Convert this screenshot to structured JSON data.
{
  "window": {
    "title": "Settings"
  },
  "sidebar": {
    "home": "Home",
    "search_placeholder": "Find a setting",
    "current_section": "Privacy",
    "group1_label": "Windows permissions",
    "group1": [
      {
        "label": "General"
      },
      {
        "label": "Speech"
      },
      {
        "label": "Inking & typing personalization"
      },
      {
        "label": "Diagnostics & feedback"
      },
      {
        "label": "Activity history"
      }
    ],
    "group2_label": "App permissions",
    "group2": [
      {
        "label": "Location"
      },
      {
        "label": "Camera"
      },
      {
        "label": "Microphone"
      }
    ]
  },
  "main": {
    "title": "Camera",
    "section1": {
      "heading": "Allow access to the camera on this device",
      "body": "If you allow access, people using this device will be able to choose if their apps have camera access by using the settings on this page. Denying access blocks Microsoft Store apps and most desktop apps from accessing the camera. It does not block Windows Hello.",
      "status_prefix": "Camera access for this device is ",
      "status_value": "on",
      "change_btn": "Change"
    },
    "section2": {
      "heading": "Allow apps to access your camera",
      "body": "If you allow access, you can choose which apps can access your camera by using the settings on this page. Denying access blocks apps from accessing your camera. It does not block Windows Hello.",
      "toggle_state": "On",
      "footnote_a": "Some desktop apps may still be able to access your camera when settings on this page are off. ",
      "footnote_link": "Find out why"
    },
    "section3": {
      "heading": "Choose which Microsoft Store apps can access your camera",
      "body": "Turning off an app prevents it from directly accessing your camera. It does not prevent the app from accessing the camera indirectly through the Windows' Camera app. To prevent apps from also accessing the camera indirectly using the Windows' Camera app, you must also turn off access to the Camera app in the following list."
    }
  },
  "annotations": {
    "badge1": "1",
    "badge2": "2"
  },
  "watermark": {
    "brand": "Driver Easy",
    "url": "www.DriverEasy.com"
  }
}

▸ **WRITTEN TASK**: Only lines with the word "blocks" are wanted, so copy each one from the records.

▸ **TASK OUTPUT**:
      "body": "If you allow access, people using this device will be able to choose if their apps have camera access by using the settings on this page. Denying access blocks Microsoft Store apps and most desktop apps from accessing the camera. It does not block Windows Hello.",
      "body": "If you allow access, you can choose which apps can access your camera by using the settings on this page. Denying access blocks apps from accessing your camera. It does not block Windows Hello.",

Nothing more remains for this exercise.